Dataset listings of figures:
--------------------------------------------------

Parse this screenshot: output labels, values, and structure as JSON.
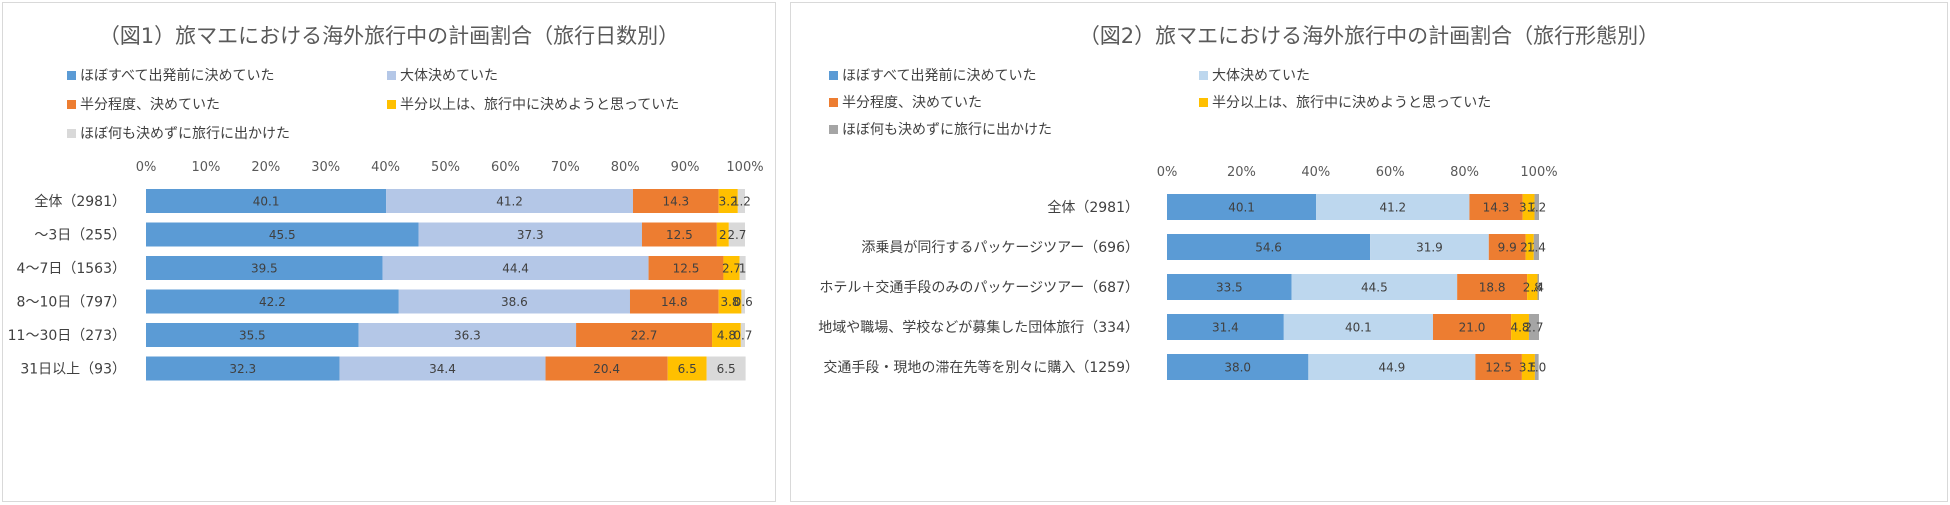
{
  "colors": {
    "series1": "#5b9bd5",
    "series2_left": "#b4c7e7",
    "series2_right": "#bdd7ee",
    "series3": "#ed7d31",
    "series4": "#ffc000",
    "series5_left": "#d9d9d9",
    "series5_right": "#a5a5a5"
  },
  "chart_data": [
    {
      "type": "bar",
      "stacked": true,
      "orientation": "horizontal",
      "title": "（図1）旅マエにおける海外旅行中の計画割合（旅行日数別）",
      "xlim": [
        0,
        100
      ],
      "x_ticks": [
        "0%",
        "10%",
        "20%",
        "30%",
        "40%",
        "50%",
        "60%",
        "70%",
        "80%",
        "90%",
        "100%"
      ],
      "legend_position": "top",
      "categories": [
        "全体（2981）",
        "～3日（255）",
        "4～7日（1563）",
        "8～10日（797）",
        "11～30日（273）",
        "31日以上（93）"
      ],
      "series": [
        {
          "name": "ほぼすべて出発前に決めていた",
          "values": [
            40.1,
            45.5,
            39.5,
            42.2,
            35.5,
            32.3
          ],
          "labels": [
            "40.1",
            "45.5",
            "39.5",
            "42.2",
            "35.5",
            "32.3"
          ]
        },
        {
          "name": "大体決めていた",
          "values": [
            41.2,
            37.3,
            44.4,
            38.6,
            36.3,
            34.4
          ],
          "labels": [
            "41.2",
            "37.3",
            "44.4",
            "38.6",
            "36.3",
            "34.4"
          ]
        },
        {
          "name": "半分程度、決めていた",
          "values": [
            14.3,
            12.5,
            12.5,
            14.8,
            22.7,
            20.4
          ],
          "labels": [
            "14.3",
            "12.5",
            "12.5",
            "14.8",
            "22.7",
            "20.4"
          ]
        },
        {
          "name": "半分以上は、旅行中に決めようと思っていた",
          "values": [
            3.2,
            2.0,
            2.7,
            3.8,
            4.8,
            6.5
          ],
          "labels": [
            "3.2",
            "2",
            "2.7",
            "3.8",
            "4.8",
            "6.5"
          ]
        },
        {
          "name": "ほぼ何も決めずに旅行に出かけた",
          "values": [
            1.2,
            2.7,
            1.0,
            0.6,
            0.7,
            6.5
          ],
          "labels": [
            "1.2",
            "2.7",
            "1",
            "0.6",
            "0.7",
            "6.5"
          ]
        }
      ]
    },
    {
      "type": "bar",
      "stacked": true,
      "orientation": "horizontal",
      "title": "（図2）旅マエにおける海外旅行中の計画割合（旅行形態別）",
      "xlim": [
        0,
        100
      ],
      "x_ticks": [
        "0%",
        "20%",
        "40%",
        "60%",
        "80%",
        "100%"
      ],
      "legend_position": "top",
      "categories": [
        "全体（2981）",
        "添乗員が同行するパッケージツアー（696）",
        "ホテル＋交通手段のみのパッケージツアー（687）",
        "地域や職場、学校などが募集した団体旅行（334）",
        "交通手段・現地の滞在先等を別々に購入（1259）"
      ],
      "series": [
        {
          "name": "ほぼすべて出発前に決めていた",
          "values": [
            40.1,
            54.6,
            33.5,
            31.4,
            38.0
          ],
          "labels": [
            "40.1",
            "54.6",
            "33.5",
            "31.4",
            "38.0"
          ]
        },
        {
          "name": "大体決めていた",
          "values": [
            41.2,
            31.9,
            44.5,
            40.1,
            44.9
          ],
          "labels": [
            "41.2",
            "31.9",
            "44.5",
            "40.1",
            "44.9"
          ]
        },
        {
          "name": "半分程度、決めていた",
          "values": [
            14.3,
            9.9,
            18.8,
            21.0,
            12.5
          ],
          "labels": [
            "14.3",
            "9.9",
            "18.8",
            "21.0",
            "12.5"
          ]
        },
        {
          "name": "半分以上は、旅行中に決めようと思っていた",
          "values": [
            3.2,
            2.2,
            2.8,
            4.8,
            3.5
          ],
          "labels": [
            "3.2",
            "2.2",
            "2.8",
            "4.8",
            "3.5"
          ]
        },
        {
          "name": "ほぼ何も決めずに旅行に出かけた",
          "values": [
            1.2,
            1.4,
            0.4,
            2.7,
            1.0
          ],
          "labels": [
            "1.2",
            "1.4",
            ".4",
            "2.7",
            "1.0"
          ]
        }
      ]
    }
  ]
}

--------------------------------------------------

:: Directions for this task ::
Copy all the entries word for word. Omit any pictures.

:: Finished task ::
Parse this screenshot: output labels, values, and structure as JSON.
{
  "colors": {
    "series1": "#5b9bd5",
    "series2_left": "#b4c7e7",
    "series2_right": "#bdd7ee",
    "series3": "#ed7d31",
    "series4": "#ffc000",
    "series5_left": "#d9d9d9",
    "series5_right": "#a5a5a5"
  },
  "chart_data": [
    {
      "type": "bar",
      "stacked": true,
      "orientation": "horizontal",
      "title": "（図1）旅マエにおける海外旅行中の計画割合（旅行日数別）",
      "xlim": [
        0,
        100
      ],
      "x_ticks": [
        "0%",
        "10%",
        "20%",
        "30%",
        "40%",
        "50%",
        "60%",
        "70%",
        "80%",
        "90%",
        "100%"
      ],
      "legend_position": "top",
      "categories": [
        "全体（2981）",
        "～3日（255）",
        "4～7日（1563）",
        "8～10日（797）",
        "11～30日（273）",
        "31日以上（93）"
      ],
      "series": [
        {
          "name": "ほぼすべて出発前に決めていた",
          "values": [
            40.1,
            45.5,
            39.5,
            42.2,
            35.5,
            32.3
          ],
          "labels": [
            "40.1",
            "45.5",
            "39.5",
            "42.2",
            "35.5",
            "32.3"
          ]
        },
        {
          "name": "大体決めていた",
          "values": [
            41.2,
            37.3,
            44.4,
            38.6,
            36.3,
            34.4
          ],
          "labels": [
            "41.2",
            "37.3",
            "44.4",
            "38.6",
            "36.3",
            "34.4"
          ]
        },
        {
          "name": "半分程度、決めていた",
          "values": [
            14.3,
            12.5,
            12.5,
            14.8,
            22.7,
            20.4
          ],
          "labels": [
            "14.3",
            "12.5",
            "12.5",
            "14.8",
            "22.7",
            "20.4"
          ]
        },
        {
          "name": "半分以上は、旅行中に決めようと思っていた",
          "values": [
            3.2,
            2.0,
            2.7,
            3.8,
            4.8,
            6.5
          ],
          "labels": [
            "3.2",
            "2",
            "2.7",
            "3.8",
            "4.8",
            "6.5"
          ]
        },
        {
          "name": "ほぼ何も決めずに旅行に出かけた",
          "values": [
            1.2,
            2.7,
            1.0,
            0.6,
            0.7,
            6.5
          ],
          "labels": [
            "1.2",
            "2.7",
            "1",
            "0.6",
            "0.7",
            "6.5"
          ]
        }
      ]
    },
    {
      "type": "bar",
      "stacked": true,
      "orientation": "horizontal",
      "title": "（図2）旅マエにおける海外旅行中の計画割合（旅行形態別）",
      "xlim": [
        0,
        100
      ],
      "x_ticks": [
        "0%",
        "20%",
        "40%",
        "60%",
        "80%",
        "100%"
      ],
      "legend_position": "top",
      "categories": [
        "全体（2981）",
        "添乗員が同行するパッケージツアー（696）",
        "ホテル＋交通手段のみのパッケージツアー（687）",
        "地域や職場、学校などが募集した団体旅行（334）",
        "交通手段・現地の滞在先等を別々に購入（1259）"
      ],
      "series": [
        {
          "name": "ほぼすべて出発前に決めていた",
          "values": [
            40.1,
            54.6,
            33.5,
            31.4,
            38.0
          ],
          "labels": [
            "40.1",
            "54.6",
            "33.5",
            "31.4",
            "38.0"
          ]
        },
        {
          "name": "大体決めていた",
          "values": [
            41.2,
            31.9,
            44.5,
            40.1,
            44.9
          ],
          "labels": [
            "41.2",
            "31.9",
            "44.5",
            "40.1",
            "44.9"
          ]
        },
        {
          "name": "半分程度、決めていた",
          "values": [
            14.3,
            9.9,
            18.8,
            21.0,
            12.5
          ],
          "labels": [
            "14.3",
            "9.9",
            "18.8",
            "21.0",
            "12.5"
          ]
        },
        {
          "name": "半分以上は、旅行中に決めようと思っていた",
          "values": [
            3.2,
            2.2,
            2.8,
            4.8,
            3.5
          ],
          "labels": [
            "3.2",
            "2.2",
            "2.8",
            "4.8",
            "3.5"
          ]
        },
        {
          "name": "ほぼ何も決めずに旅行に出かけた",
          "values": [
            1.2,
            1.4,
            0.4,
            2.7,
            1.0
          ],
          "labels": [
            "1.2",
            "1.4",
            ".4",
            "2.7",
            "1.0"
          ]
        }
      ]
    }
  ]
}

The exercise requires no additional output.